#### Problems and tasks
**a)** List each iterator method the forum post on parallelizing osmpbfreader names in its prose before the threading test code.
**b)** Answer these questions about the forum post on parallelizing osmpbfreader, marking each answer to match:
(i) What does the reader object read from a protobuf file?
(ii) Which thread ID appears on every line of the test output?
(iii) What does the author see when running the same test on simple Rayon demos?
**c)** Reproduce the forum post on parallelizing osmpbfreader word for word from "The reader object" up to and including "same main thread.".

I'm trying to parallelize an iterator from osmpbfreader
crate, but can't understand what's missing.
The reader object reads blobs from a protobuf file and produces its own structures. It has its own par_iter
, but if you map
onything on it, it'll run in the main thread. Rayon's par_iter
or par_bridge
don't work on this iterator.
The examples from Rayon docs are very basic, usually working with vectors. Those, I could reproduce without isssues. More complex examples run threads manually, which is not quite suitable in my case (I need a parallelized reduce
).
Some investigation:
The built-in par_iter
does parallelization internally, but any .map
-like methods on it are executed in the same main thread.
Test of threading:
let file = File::open(&Path::new("../osmtest/ilyicha-1.osm.pbf")).unwrap();
let mut reader = OsmPbfReader::new(file);
for _obj in reader.par_iter().map(|o| {
println!("{:?} {:?}", thread::current().id(), o);
Some(1)
}) {
// nothing is done in the for loop
}
Output:
ThreadId(1) Ok(/* skipping the data here */)
ThreadId(1) Ok(...)
ThreadId(1) Ok(...)
ThreadId(1) Ok(...)
ThreadId(1) Ok(...)
ThreadId(1) Ok(...)
ThreadId(1) Ok(...)
ThreadId(1) Ok(...)
ThreadId(1) Ok(...)
When I do the same for simple Rayon demos, thread id's are different.
So I tried rewriting. As Rayon docs suggest, I just add .par_iter()

#### Material
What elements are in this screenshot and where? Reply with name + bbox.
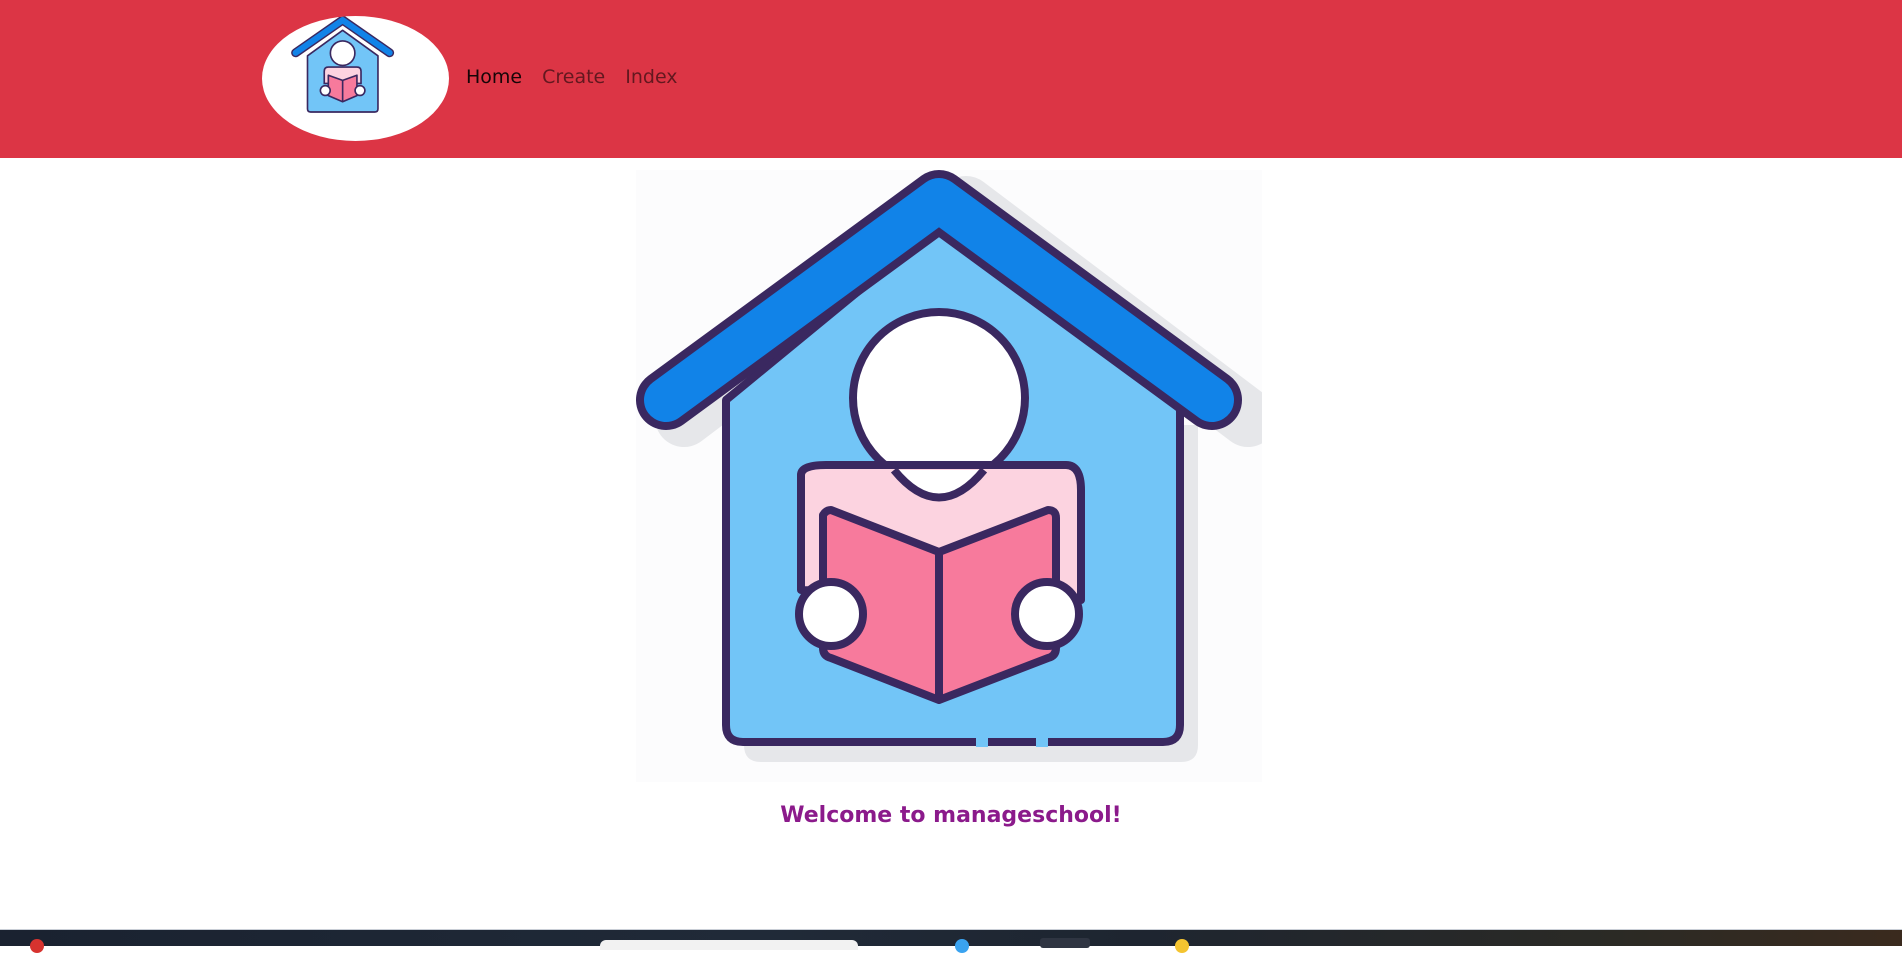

#### Results by task
**a)** par_iter, map, par_bridge, reduce

**b)**
(i) Blobs.
(ii) ThreadId(1).
(iii) The thread IDs are different.

**c)**
The reader object reads blobs from a protobuf file and produces its own structures. It has its own par_iter
, but if you map
onything on it, it'll run in the main thread. Rayon's par_iter
or par_bridge
don't work on this iterator.
The examples from Rayon docs are very basic, usually working with vectors. Those, I could reproduce without isssues. More complex examples run threads manually, which is not quite suitable in my case (I need a parallelized reduce
).
Some investigation:
The built-in par_iter
does parallelization internally, but any .map
-like methods on it are executed in the same main thread.